[Extracted records]

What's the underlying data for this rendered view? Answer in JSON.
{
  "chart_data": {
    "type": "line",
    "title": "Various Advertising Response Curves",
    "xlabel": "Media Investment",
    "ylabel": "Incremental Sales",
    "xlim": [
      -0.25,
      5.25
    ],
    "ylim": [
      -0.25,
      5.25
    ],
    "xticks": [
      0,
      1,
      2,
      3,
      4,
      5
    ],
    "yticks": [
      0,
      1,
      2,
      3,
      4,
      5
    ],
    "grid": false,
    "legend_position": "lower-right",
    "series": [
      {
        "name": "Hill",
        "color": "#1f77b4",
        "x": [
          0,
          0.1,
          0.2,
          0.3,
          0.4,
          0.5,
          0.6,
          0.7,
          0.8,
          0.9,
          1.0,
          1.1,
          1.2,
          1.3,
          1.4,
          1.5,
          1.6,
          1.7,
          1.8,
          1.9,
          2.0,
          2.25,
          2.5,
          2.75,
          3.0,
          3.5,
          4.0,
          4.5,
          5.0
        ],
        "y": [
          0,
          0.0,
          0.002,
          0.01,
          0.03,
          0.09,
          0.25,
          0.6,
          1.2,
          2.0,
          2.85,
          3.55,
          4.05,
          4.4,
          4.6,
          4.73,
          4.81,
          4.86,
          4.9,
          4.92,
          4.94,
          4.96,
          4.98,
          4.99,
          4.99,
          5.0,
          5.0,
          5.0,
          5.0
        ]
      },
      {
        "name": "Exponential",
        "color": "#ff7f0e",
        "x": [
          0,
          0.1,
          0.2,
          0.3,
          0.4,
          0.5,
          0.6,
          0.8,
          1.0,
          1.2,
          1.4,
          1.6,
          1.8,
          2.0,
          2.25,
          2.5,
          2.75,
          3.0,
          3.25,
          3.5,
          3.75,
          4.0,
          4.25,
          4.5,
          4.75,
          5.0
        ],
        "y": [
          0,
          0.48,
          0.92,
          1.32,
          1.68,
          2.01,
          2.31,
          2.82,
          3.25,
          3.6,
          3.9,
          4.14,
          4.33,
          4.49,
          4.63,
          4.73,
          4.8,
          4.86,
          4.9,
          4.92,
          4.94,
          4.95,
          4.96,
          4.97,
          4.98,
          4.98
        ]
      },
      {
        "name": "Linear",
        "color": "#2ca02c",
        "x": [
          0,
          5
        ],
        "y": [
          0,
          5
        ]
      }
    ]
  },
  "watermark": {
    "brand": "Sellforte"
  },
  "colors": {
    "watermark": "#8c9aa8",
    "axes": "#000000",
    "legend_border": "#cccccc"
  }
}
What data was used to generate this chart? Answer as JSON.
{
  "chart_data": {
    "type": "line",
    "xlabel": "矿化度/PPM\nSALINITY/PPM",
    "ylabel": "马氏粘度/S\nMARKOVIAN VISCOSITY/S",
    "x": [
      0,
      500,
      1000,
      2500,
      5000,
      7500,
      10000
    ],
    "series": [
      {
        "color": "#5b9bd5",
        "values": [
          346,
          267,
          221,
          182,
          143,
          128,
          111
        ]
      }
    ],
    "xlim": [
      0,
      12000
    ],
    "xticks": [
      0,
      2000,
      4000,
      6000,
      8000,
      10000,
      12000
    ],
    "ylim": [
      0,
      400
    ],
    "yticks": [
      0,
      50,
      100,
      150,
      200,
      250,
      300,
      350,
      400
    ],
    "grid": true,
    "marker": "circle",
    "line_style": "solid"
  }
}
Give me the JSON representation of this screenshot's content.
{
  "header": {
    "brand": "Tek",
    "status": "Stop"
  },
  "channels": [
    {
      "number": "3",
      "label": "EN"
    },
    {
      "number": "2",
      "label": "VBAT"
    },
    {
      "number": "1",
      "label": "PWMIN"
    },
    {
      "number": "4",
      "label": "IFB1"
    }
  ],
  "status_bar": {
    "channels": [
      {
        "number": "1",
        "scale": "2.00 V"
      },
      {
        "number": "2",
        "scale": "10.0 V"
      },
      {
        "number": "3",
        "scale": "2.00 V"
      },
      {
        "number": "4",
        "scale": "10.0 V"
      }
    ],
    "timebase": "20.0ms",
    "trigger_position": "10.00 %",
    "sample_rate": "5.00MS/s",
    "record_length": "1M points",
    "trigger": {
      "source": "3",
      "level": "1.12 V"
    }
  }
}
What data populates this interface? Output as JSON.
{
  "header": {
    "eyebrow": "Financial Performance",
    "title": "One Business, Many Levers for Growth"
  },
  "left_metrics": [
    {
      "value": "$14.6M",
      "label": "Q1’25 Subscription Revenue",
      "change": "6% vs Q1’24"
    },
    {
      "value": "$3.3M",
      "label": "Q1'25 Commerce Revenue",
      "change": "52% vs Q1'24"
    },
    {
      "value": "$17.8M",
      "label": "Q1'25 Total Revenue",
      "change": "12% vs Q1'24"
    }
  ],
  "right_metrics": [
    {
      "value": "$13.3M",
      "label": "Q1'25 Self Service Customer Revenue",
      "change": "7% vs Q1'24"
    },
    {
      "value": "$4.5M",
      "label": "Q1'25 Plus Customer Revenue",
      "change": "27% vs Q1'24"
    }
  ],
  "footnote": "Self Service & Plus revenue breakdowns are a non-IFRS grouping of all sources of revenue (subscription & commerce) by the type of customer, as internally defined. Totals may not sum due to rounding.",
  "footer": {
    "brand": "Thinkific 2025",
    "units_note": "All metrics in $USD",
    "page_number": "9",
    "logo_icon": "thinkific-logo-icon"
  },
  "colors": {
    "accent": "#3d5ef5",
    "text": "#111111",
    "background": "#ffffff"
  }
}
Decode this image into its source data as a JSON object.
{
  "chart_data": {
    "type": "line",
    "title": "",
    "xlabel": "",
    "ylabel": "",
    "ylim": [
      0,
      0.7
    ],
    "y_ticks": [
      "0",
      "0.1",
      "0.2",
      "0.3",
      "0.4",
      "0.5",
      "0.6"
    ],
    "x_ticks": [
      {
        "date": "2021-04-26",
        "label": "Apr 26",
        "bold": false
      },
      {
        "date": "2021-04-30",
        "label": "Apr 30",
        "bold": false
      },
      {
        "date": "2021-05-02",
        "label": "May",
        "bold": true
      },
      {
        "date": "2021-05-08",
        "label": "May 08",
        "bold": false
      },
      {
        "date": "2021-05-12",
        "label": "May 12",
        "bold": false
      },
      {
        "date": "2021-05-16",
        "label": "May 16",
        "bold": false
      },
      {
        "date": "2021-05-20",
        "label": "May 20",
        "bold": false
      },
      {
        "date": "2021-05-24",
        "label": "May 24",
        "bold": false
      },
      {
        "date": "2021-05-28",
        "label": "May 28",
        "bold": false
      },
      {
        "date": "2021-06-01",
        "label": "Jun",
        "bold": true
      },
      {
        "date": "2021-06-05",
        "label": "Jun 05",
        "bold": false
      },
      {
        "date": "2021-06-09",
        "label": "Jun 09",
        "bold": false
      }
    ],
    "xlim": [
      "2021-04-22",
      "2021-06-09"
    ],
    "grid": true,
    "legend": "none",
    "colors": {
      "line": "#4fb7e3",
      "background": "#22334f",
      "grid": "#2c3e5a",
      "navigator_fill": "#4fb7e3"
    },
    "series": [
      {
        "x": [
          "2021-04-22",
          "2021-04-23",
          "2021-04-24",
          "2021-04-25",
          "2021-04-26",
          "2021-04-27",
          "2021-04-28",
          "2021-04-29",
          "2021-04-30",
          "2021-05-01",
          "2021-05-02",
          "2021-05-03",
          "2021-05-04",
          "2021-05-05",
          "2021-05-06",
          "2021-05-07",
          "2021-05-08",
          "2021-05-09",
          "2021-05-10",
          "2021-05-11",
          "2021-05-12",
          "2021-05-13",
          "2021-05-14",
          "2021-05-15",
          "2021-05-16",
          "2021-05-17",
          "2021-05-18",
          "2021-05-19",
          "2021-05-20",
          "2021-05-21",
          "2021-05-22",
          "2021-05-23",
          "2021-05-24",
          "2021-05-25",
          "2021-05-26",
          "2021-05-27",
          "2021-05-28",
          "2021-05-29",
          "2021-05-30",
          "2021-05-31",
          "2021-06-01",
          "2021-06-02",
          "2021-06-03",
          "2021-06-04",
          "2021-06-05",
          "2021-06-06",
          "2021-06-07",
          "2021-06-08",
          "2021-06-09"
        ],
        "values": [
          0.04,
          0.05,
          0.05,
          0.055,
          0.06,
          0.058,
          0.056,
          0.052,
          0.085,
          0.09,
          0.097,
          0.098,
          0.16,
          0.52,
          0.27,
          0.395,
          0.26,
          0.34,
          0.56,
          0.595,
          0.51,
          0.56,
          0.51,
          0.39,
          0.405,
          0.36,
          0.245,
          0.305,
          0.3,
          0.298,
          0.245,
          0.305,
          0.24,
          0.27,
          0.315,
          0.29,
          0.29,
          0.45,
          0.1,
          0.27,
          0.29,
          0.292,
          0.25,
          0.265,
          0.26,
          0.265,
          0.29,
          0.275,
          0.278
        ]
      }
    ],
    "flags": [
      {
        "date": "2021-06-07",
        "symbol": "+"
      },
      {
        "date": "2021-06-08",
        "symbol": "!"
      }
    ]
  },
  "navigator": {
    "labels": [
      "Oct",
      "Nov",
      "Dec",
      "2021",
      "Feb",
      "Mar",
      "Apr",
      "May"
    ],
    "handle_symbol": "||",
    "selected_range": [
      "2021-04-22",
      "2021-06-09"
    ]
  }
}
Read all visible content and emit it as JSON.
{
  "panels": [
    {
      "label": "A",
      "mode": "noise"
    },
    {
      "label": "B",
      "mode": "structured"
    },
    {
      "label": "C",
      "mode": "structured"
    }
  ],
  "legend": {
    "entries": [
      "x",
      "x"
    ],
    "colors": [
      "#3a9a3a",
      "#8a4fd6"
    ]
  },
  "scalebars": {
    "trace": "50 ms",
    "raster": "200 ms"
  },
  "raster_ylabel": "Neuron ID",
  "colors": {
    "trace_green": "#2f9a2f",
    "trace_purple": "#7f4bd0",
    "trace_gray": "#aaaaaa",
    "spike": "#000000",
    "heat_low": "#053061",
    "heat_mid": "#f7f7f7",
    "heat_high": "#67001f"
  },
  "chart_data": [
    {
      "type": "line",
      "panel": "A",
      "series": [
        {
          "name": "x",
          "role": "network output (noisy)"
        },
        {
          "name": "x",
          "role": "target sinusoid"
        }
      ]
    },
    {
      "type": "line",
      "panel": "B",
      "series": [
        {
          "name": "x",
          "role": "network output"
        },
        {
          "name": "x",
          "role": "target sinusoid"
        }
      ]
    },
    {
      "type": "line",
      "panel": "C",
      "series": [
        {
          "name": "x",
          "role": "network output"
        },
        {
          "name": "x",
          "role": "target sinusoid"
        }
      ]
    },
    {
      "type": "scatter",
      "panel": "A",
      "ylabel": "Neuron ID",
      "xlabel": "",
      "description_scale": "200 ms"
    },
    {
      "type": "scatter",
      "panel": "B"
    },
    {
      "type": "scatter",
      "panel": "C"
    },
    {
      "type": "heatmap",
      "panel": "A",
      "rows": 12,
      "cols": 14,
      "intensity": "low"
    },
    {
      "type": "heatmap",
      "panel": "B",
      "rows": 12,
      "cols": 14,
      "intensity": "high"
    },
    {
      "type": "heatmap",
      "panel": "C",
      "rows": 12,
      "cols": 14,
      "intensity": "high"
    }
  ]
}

◆ **WHAT THE EXERCISE ASKS**:
Look through the data above. Find each line with the string "content" and copy it.

◆ **RESULT**:
Give me the JSON representation of this screenshot's content.
Read all visible content and emit it as JSON.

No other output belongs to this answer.